▸ WORK INSTRUCTIONS
Across the entries, how many lines have the string "JSON" in them? Reply with only a number.

▸ INFORMATION GIVEN
--------------------------------------------------
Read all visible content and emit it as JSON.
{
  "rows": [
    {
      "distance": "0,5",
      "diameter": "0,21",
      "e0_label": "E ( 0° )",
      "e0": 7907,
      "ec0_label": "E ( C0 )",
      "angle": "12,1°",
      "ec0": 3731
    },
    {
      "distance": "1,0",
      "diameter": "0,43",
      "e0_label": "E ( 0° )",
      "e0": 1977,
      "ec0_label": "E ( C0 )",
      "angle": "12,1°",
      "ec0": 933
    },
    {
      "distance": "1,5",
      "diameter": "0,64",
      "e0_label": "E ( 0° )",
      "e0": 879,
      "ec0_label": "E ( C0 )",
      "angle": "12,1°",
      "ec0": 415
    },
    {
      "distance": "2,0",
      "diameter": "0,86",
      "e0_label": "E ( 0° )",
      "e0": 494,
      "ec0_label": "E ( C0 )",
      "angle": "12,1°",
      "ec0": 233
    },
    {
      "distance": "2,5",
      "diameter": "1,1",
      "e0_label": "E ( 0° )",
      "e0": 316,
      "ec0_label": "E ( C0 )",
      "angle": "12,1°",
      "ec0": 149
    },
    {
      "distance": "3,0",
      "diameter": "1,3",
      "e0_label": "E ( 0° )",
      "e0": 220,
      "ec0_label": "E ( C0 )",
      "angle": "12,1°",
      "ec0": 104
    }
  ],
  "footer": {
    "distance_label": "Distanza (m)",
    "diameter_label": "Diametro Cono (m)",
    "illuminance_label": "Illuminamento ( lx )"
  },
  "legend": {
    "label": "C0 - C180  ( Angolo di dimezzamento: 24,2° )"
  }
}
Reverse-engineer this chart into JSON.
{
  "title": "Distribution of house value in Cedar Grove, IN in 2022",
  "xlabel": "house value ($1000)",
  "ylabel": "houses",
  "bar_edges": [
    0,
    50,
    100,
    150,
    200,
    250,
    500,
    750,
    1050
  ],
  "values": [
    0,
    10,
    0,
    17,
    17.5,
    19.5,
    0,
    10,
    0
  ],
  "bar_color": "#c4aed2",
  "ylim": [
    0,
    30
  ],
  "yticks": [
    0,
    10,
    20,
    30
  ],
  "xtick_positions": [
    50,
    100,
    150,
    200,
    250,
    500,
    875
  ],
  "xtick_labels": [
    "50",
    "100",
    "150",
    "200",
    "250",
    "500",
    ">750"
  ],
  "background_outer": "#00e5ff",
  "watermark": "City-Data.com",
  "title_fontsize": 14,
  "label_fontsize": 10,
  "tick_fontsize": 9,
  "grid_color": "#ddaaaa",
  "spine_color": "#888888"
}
--------------------------------------------------
▸ WRITTEN SOLUTION
2